_EXERCISE PROMPT_. From the listing below, extract every line in which the word "Windows" appears.

----

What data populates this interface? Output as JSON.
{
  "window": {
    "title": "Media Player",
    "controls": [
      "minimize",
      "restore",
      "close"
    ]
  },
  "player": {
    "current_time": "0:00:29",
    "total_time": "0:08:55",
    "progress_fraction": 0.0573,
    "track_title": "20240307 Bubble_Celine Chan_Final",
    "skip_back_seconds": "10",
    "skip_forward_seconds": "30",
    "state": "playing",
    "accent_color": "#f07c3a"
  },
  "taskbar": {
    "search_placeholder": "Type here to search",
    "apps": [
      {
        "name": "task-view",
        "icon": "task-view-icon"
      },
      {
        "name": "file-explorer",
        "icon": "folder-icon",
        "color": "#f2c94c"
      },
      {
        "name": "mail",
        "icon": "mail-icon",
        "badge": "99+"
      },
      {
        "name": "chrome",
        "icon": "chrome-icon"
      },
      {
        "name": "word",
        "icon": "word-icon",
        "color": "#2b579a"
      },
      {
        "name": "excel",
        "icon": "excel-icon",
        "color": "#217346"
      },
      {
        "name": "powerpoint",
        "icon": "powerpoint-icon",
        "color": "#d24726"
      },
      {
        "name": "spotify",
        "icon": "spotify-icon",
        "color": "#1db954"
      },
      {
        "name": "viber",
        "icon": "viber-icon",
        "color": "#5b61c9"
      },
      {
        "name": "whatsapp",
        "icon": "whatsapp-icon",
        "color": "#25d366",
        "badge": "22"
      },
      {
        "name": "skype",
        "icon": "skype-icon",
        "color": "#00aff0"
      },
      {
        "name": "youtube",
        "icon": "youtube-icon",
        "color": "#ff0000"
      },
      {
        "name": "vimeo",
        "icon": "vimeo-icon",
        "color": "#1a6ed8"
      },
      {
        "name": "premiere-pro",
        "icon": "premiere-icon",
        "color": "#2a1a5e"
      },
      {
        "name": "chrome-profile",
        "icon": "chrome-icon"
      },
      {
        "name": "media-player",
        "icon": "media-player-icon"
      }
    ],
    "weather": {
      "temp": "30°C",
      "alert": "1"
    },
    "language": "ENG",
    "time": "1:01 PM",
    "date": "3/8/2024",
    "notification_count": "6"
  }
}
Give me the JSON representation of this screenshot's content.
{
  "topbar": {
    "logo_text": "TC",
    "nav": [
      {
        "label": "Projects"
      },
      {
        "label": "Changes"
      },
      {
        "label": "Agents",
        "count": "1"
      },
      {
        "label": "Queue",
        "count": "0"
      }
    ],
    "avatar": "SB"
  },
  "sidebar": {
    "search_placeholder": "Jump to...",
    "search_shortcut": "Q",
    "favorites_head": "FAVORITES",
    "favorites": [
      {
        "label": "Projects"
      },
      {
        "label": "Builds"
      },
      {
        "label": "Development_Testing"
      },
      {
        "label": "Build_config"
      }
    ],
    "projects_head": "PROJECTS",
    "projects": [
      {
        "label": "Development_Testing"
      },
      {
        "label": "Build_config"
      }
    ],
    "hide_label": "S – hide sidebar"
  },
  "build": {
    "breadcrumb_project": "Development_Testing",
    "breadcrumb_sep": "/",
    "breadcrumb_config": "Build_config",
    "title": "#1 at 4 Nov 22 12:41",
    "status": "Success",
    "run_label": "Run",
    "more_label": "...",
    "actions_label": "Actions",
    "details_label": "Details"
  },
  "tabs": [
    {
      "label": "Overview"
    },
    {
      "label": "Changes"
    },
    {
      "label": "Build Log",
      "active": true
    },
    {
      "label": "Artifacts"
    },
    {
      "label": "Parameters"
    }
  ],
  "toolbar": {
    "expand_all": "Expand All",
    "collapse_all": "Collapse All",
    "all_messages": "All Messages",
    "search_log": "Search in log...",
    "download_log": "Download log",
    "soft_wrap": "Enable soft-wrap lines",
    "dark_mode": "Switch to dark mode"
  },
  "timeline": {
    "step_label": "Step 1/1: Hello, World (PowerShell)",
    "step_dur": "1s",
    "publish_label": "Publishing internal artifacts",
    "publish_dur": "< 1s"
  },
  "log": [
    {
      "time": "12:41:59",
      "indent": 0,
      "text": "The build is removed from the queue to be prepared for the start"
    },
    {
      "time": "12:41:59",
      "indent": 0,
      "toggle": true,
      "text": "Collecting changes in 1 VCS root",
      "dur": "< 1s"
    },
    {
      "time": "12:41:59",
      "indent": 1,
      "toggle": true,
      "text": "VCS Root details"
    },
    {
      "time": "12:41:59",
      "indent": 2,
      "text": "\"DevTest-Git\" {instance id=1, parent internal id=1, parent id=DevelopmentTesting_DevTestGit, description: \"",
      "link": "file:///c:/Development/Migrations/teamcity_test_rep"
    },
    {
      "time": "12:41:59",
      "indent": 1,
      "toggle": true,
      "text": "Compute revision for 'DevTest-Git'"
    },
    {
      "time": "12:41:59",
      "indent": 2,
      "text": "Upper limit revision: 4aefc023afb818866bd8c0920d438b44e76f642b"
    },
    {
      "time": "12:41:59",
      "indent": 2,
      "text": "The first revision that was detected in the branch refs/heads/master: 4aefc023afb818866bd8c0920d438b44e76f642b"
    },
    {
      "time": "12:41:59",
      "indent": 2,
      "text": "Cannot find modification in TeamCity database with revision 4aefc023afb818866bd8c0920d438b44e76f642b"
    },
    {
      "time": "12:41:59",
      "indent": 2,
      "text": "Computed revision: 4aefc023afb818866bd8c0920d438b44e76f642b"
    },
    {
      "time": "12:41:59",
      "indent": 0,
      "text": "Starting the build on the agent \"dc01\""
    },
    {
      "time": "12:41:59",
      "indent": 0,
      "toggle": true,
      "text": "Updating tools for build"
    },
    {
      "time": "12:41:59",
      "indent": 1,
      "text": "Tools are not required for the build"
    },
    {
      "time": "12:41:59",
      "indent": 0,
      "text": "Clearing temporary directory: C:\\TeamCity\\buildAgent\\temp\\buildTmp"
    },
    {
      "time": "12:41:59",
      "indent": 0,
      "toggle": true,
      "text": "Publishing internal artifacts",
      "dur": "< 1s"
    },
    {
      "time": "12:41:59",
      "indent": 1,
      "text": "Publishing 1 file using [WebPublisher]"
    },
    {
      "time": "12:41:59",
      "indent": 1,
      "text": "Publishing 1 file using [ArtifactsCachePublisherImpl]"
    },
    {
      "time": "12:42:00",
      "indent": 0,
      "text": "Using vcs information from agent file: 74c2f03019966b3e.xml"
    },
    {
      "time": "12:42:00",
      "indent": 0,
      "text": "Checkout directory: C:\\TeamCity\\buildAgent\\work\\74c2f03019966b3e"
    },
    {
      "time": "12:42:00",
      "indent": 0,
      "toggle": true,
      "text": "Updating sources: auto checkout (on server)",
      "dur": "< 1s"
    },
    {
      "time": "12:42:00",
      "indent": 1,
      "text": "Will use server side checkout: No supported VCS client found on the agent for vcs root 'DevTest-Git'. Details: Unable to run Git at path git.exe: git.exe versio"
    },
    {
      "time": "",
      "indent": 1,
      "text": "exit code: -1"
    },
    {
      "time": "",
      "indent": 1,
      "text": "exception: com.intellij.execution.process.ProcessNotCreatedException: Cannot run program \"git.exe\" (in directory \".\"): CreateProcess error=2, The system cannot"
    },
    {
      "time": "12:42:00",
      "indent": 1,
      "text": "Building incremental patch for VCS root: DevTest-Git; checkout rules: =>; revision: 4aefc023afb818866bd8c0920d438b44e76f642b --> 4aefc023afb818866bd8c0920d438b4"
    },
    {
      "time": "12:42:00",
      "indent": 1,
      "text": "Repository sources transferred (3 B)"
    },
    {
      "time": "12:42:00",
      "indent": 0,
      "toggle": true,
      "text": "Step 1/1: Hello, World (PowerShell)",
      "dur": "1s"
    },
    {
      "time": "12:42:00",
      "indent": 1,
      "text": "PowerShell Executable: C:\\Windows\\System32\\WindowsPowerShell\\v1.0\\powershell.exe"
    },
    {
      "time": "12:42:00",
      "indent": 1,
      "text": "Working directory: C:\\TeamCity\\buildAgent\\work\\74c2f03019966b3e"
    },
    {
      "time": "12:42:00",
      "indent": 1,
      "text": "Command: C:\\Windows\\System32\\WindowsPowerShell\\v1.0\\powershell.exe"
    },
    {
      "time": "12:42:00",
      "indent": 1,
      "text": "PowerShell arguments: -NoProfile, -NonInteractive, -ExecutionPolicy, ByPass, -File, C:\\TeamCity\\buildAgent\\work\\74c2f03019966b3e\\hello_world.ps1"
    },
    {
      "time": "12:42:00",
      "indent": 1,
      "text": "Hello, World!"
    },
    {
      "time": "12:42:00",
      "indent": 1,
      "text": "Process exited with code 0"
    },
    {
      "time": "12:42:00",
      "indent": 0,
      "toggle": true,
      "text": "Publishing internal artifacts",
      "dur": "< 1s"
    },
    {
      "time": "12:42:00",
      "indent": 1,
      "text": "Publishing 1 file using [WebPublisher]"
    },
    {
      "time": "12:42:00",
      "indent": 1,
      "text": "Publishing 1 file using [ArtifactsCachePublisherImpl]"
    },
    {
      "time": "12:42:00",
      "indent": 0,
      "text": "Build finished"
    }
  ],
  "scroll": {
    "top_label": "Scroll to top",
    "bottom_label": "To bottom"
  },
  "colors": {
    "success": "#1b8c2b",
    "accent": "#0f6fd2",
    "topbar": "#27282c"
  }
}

----

_ANSWER TO THIS TASK_.
      "text": "PowerShell Executable: C:\\Windows\\System32\\WindowsPowerShell\\v1.0\\powershell.exe"
      "text": "Command: C:\\Windows\\System32\\WindowsPowerShell\\v1.0\\powershell.exe"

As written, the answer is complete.